--- Aim ---
Below is some material; set it all down exactly, apart from the pictures.

--- Material for this exercise ---
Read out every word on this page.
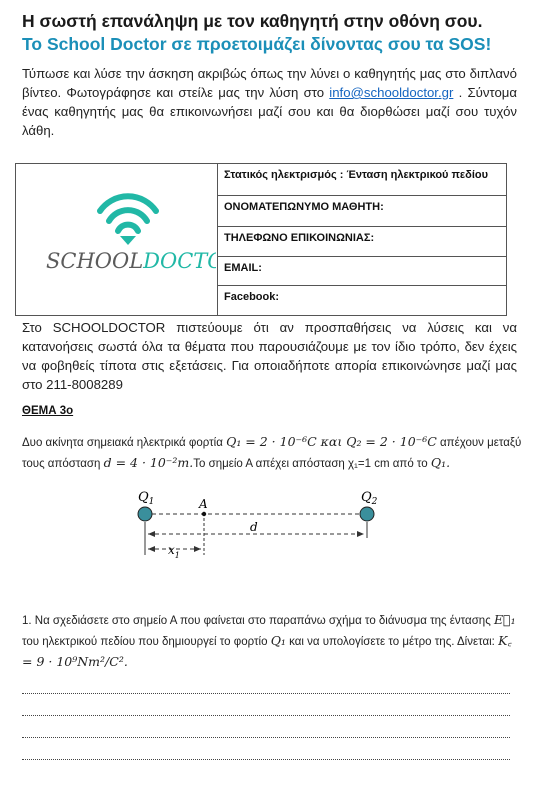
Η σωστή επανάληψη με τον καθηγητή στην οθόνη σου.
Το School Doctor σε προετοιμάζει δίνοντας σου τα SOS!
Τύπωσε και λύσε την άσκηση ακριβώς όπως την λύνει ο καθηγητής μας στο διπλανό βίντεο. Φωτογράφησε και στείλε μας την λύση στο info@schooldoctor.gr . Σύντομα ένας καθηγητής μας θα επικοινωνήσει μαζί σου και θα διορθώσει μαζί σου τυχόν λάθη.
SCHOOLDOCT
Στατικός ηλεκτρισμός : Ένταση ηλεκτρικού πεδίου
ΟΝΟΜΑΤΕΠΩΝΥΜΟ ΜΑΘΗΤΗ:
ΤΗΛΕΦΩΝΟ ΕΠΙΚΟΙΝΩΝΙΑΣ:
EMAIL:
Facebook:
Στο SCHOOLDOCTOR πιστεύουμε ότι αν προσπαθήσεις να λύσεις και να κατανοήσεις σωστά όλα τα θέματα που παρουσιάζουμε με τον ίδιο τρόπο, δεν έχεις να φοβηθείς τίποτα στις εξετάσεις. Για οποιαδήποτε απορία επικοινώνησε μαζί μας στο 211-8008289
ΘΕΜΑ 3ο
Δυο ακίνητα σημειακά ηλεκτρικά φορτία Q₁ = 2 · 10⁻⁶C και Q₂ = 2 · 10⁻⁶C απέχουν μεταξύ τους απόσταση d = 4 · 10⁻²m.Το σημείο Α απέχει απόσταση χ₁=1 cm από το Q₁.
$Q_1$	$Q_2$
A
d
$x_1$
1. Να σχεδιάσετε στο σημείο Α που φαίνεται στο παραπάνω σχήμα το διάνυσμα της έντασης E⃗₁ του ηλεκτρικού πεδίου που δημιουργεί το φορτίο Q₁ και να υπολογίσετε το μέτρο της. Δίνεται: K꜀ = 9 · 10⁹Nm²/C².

--- Completed task ---
Read out every word on this page.
Η σωστή επανάληψη με τον καθηγητή στην οθόνη σου.
Το School Doctor σε προετοιμάζει δίνοντας σου τα SOS!
Τύπωσε και λύσε την άσκηση ακριβώς όπως την λύνει ο καθηγητής μας στο διπλανό βίντεο. Φωτογράφησε και στείλε μας την λύση στο info@schooldoctor.gr . Σύντομα ένας καθηγητής μας θα επικοινωνήσει μαζί σου και θα διορθώσει μαζί σου τυχόν λάθη.
SCHOOLDOCT
Στατικός ηλεκτρισμός : Ένταση ηλεκτρικού πεδίου
ΟΝΟΜΑΤΕΠΩΝΥΜΟ ΜΑΘΗΤΗ:
ΤΗΛΕΦΩΝΟ ΕΠΙΚΟΙΝΩΝΙΑΣ:
EMAIL:
Facebook:
Στο SCHOOLDOCTOR πιστεύουμε ότι αν προσπαθήσεις να λύσεις και να κατανοήσεις σωστά όλα τα θέματα που παρουσιάζουμε με τον ίδιο τρόπο, δεν έχεις να φοβηθείς τίποτα στις εξετάσεις. Για οποιαδήποτε απορία επικοινώνησε μαζί μας στο 211-8008289
ΘΕΜΑ 3ο
Δυο ακίνητα σημειακά ηλεκτρικά φορτία Q₁ = 2 · 10⁻⁶C και Q₂ = 2 · 10⁻⁶C απέχουν μεταξύ τους απόσταση d = 4 · 10⁻²m.Το σημείο Α απέχει απόσταση χ₁=1 cm από το Q₁.
$Q_1$	$Q_2$
A
d
$x_1$
1. Να σχεδιάσετε στο σημείο Α που φαίνεται στο παραπάνω σχήμα το διάνυσμα της έντασης E⃗₁ του ηλεκτρικού πεδίου που δημιουργεί το φορτίο Q₁ και να υπολογίσετε το μέτρο της. Δίνεται: K꜀ = 9 · 10⁹Nm²/C².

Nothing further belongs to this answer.